Pull out every line with the word "Antibody" from the entries below.

---

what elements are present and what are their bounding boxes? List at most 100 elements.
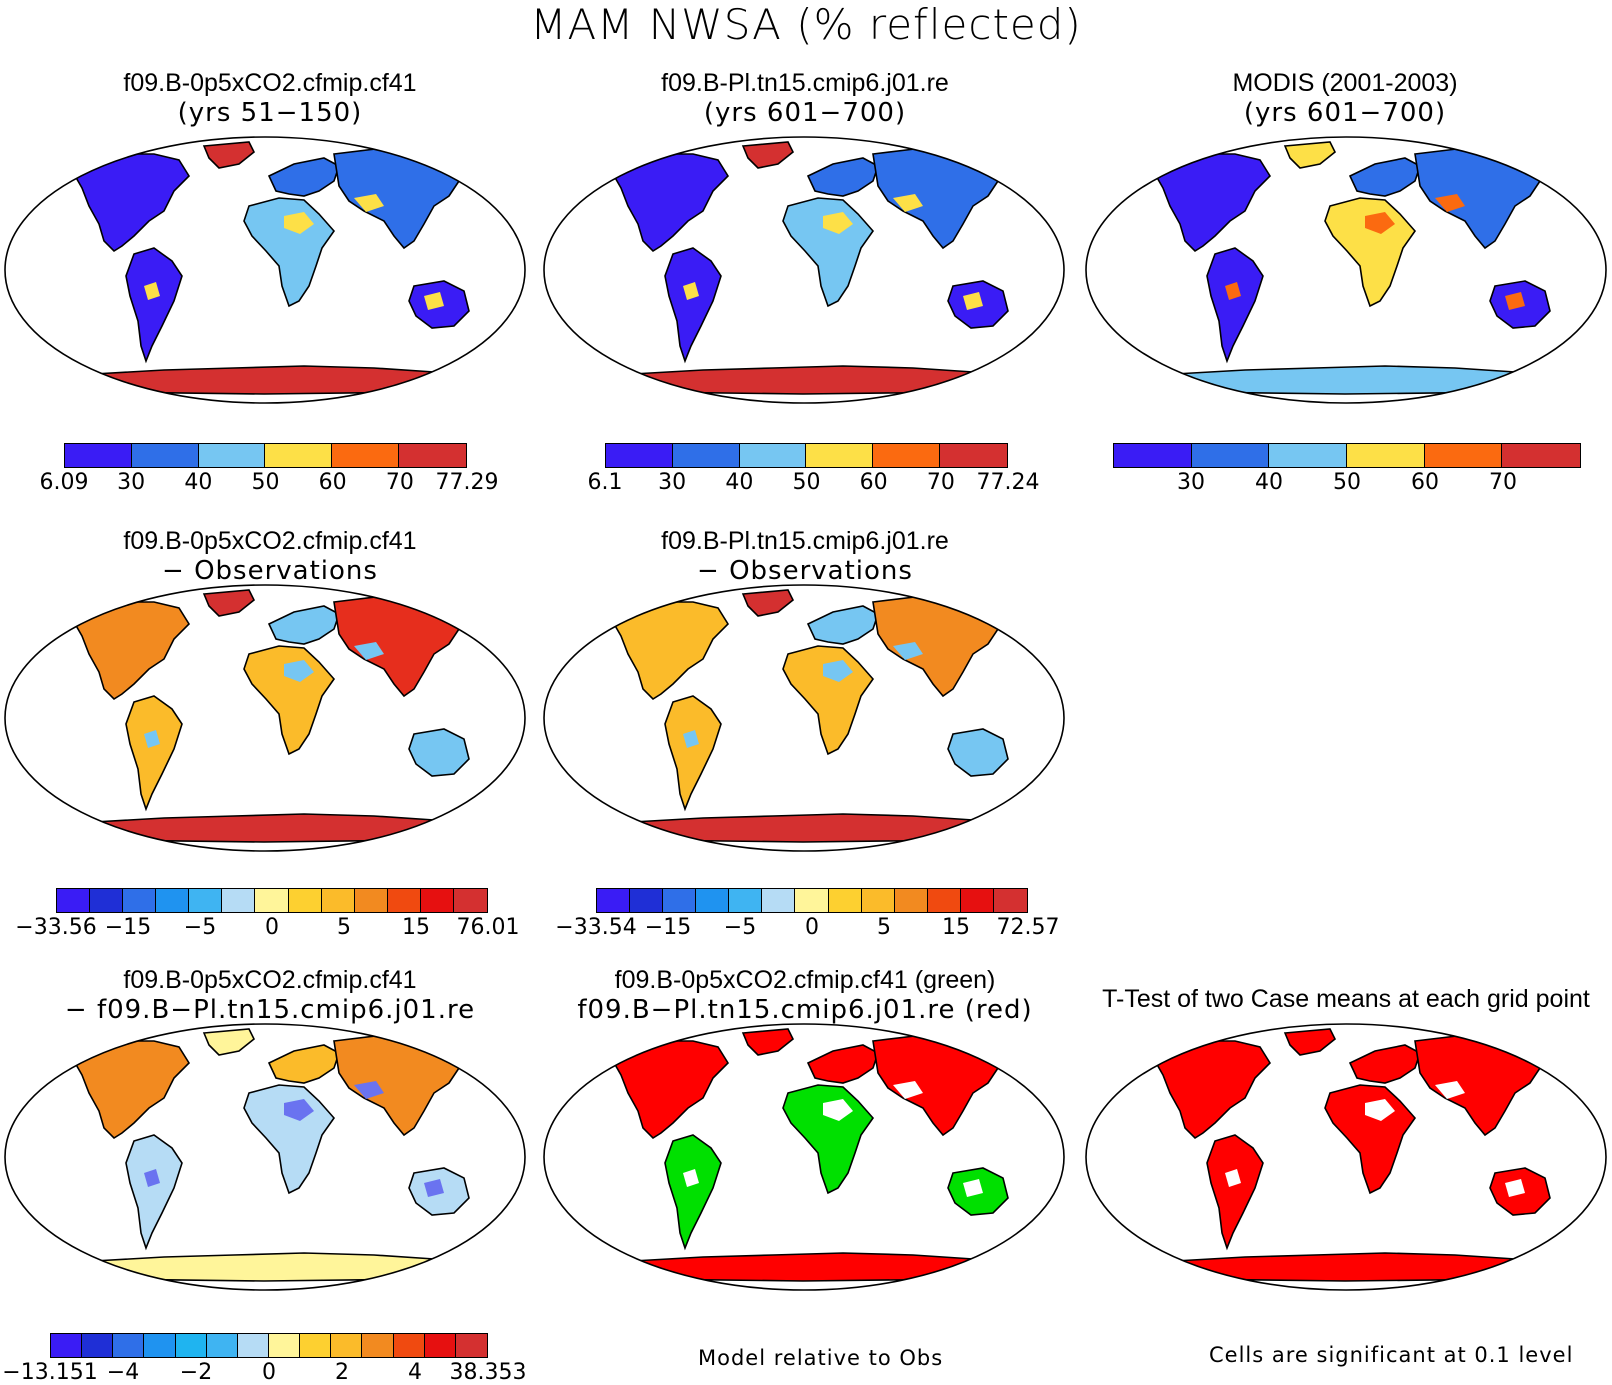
land-na: [73, 1040, 191, 1140]
land-gl: [1283, 141, 1337, 169]
land-patch: [1435, 194, 1465, 212]
land-patch: [823, 1099, 853, 1121]
land-sa: [125, 247, 183, 364]
colorbar-label: 70: [385, 470, 414, 495]
colorbar-box: [455, 1334, 487, 1357]
world-map: [543, 1023, 1065, 1291]
colorbar-label: 0: [805, 915, 819, 940]
panel-title-line1: f09.B-Pl.tn15.cmip6.j01.re: [661, 527, 949, 555]
land-sa: [1206, 247, 1264, 364]
land-patch: [424, 1179, 444, 1197]
colorbar-label: −5: [723, 915, 757, 940]
colorbar-label: 30: [117, 470, 146, 495]
land-patch: [1435, 1081, 1465, 1099]
land-patch: [144, 1169, 160, 1187]
colorbar-box: [606, 444, 673, 467]
colorbar-box: [672, 444, 740, 467]
colorbar-box: [156, 889, 190, 912]
land-sa: [125, 695, 183, 812]
colorbar-label: 60: [1411, 470, 1439, 495]
land-patch: [683, 1169, 699, 1187]
colorbar-box: [424, 1334, 456, 1357]
page-title: MAM NWSA (% reflected): [530, 0, 1082, 49]
footnote-middle: Model relative to Obs: [698, 1346, 944, 1370]
colorbar-box: [113, 1334, 145, 1357]
land-patch: [144, 730, 160, 748]
colorbar-box: [123, 889, 157, 912]
colorbar-label: 50: [251, 470, 280, 495]
colorbar-box: [663, 889, 697, 912]
colorbar-label: 15: [942, 915, 970, 940]
colorbar-box: [630, 889, 664, 912]
colorbar-box: [268, 1334, 301, 1357]
colorbar: 6.09 30 40 50 60 70 77.29: [40, 443, 498, 495]
colorbar-box: [362, 1334, 394, 1357]
colorbar-box: [82, 1334, 114, 1357]
colorbar-label: −15: [104, 915, 152, 940]
land-patch: [963, 1179, 983, 1197]
colorbar-box: [144, 1334, 176, 1357]
panel-title-line1: f09.B-0p5xCO2.cfmip.cf41: [123, 966, 417, 994]
land-na: [612, 1040, 730, 1140]
colorbar-boxes: [50, 1333, 488, 1358]
colorbar-box: [960, 889, 994, 912]
colorbar-box: [1502, 444, 1581, 467]
land-patch: [823, 660, 853, 682]
colorbar-label: 38.353: [449, 1360, 527, 1385]
world-map: [543, 136, 1065, 404]
land-eu: [267, 605, 340, 645]
land-patch: [963, 740, 983, 758]
colorbar-box: [300, 1334, 332, 1357]
colorbar-label: 5: [877, 915, 891, 940]
colorbar-box: [206, 1334, 238, 1357]
colorbar-box: [90, 889, 124, 912]
colorbar-box: [288, 889, 322, 912]
colorbar-box: [222, 889, 256, 912]
colorbar-box: [453, 889, 488, 912]
land-eu: [267, 157, 340, 197]
colorbar: 6.1 30 40 50 60 70 77.24: [588, 443, 1039, 495]
land-patch: [354, 1081, 384, 1099]
colorbar-label: 4: [408, 1360, 422, 1385]
panel-title-line2: f09.B−Pl.tn15.cmip6.j01.re (red): [577, 995, 1033, 1025]
colorbar-label: −15: [644, 915, 692, 940]
land-gl: [1283, 1028, 1337, 1056]
colorbar-box: [321, 889, 355, 912]
colorbar-label: 0: [262, 1360, 276, 1385]
colorbar-boxes: [596, 888, 1028, 913]
land-gl: [741, 589, 795, 617]
panel-title: f09.B-Pl.tn15.cmip6.j01.re (yrs 601−700): [545, 68, 1065, 128]
land-gl: [741, 141, 795, 169]
panel-title-line2: − Observations: [162, 556, 378, 586]
colorbar-label: 30: [658, 470, 687, 495]
colorbar-box: [51, 1334, 83, 1357]
colorbar-boxes: [1113, 443, 1581, 468]
colorbar-box: [175, 1334, 207, 1357]
colorbar-box: [265, 444, 333, 467]
colorbar-label: 40: [1255, 470, 1283, 495]
colorbar-label: 70: [926, 470, 955, 495]
colorbar-label: 77.24: [976, 470, 1040, 495]
footnote-right: Cells are significant at 0.1 level: [1209, 1343, 1574, 1367]
colorbar-label: −5: [183, 915, 217, 940]
colorbar-label: 5: [337, 915, 351, 940]
colorbar-box: [729, 889, 763, 912]
land-eu: [806, 157, 879, 197]
land-patch: [1505, 1179, 1525, 1197]
world-map: [1085, 1023, 1607, 1291]
colorbar-box: [198, 444, 266, 467]
land-patch: [424, 292, 444, 310]
colorbar-boxes: [56, 888, 488, 913]
colorbar-label: 50: [1333, 470, 1361, 495]
colorbar-box: [762, 889, 796, 912]
colorbar-box: [65, 444, 132, 467]
colorbar-box: [894, 889, 928, 912]
colorbar-label: 0: [265, 915, 279, 940]
land-patch: [893, 1081, 923, 1099]
panel-title-line2: − f09.B−Pl.tn15.cmip6.j01.re: [64, 995, 476, 1025]
panel-title: f09.B-0p5xCO2.cfmip.cf41 − Observations: [10, 526, 530, 586]
world-map: [4, 136, 526, 404]
panel-title: f09.B-0p5xCO2.cfmip.cf41 (green) f09.B−P…: [545, 965, 1065, 1025]
land-na: [1154, 1040, 1272, 1140]
land-sa: [1206, 1134, 1264, 1251]
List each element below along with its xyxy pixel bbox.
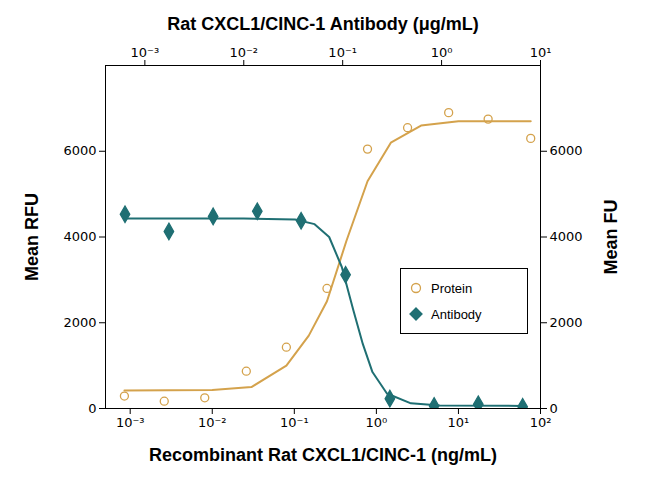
svg-text:6000: 6000 (550, 143, 583, 158)
svg-text:Rat CXCL1/CINC-1 Antibody (μg/: Rat CXCL1/CINC-1 Antibody (μg/mL) (167, 14, 478, 34)
svg-text:10²: 10² (530, 415, 552, 430)
svg-text:Recombinant Rat CXCL1/CINC-1 (: Recombinant Rat CXCL1/CINC-1 (ng/mL) (149, 445, 497, 465)
svg-text:0: 0 (550, 401, 558, 416)
svg-text:10¹: 10¹ (448, 415, 470, 430)
svg-text:10¹: 10¹ (530, 45, 552, 60)
svg-text:6000: 6000 (63, 143, 96, 158)
svg-text:0: 0 (88, 401, 96, 416)
svg-text:10⁻³: 10⁻³ (116, 415, 145, 430)
svg-text:4000: 4000 (63, 229, 96, 244)
html-text:Protein: Protein (431, 280, 473, 296)
svg-text:Mean FU: Mean FU (601, 199, 621, 274)
svg-text:10⁰: 10⁰ (365, 415, 387, 430)
svg-text:4000: 4000 (550, 229, 583, 244)
svg-text:10⁰: 10⁰ (431, 45, 453, 60)
svg-text:2000: 2000 (550, 315, 583, 330)
svg-text:10⁻²: 10⁻² (198, 415, 227, 430)
svg-text:10⁻²: 10⁻² (229, 45, 258, 60)
svg-text:10⁻³: 10⁻³ (131, 45, 160, 60)
svg-text:10⁻¹: 10⁻¹ (280, 415, 309, 430)
svg-text:10⁻¹: 10⁻¹ (328, 45, 357, 60)
svg-text:Mean RFU: Mean RFU (22, 193, 42, 281)
html-text:Antibody: Antibody (431, 306, 482, 322)
svg-text:2000: 2000 (63, 315, 96, 330)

---

Exercise output –
svg-text:Rat CXCL1/CINC-1 Antibody (μg/: Rat CXCL1/CINC-1 Antibody (μg/mL) (167, 14, 478, 34)
html-text:Antibody: Antibody (431, 306, 482, 322)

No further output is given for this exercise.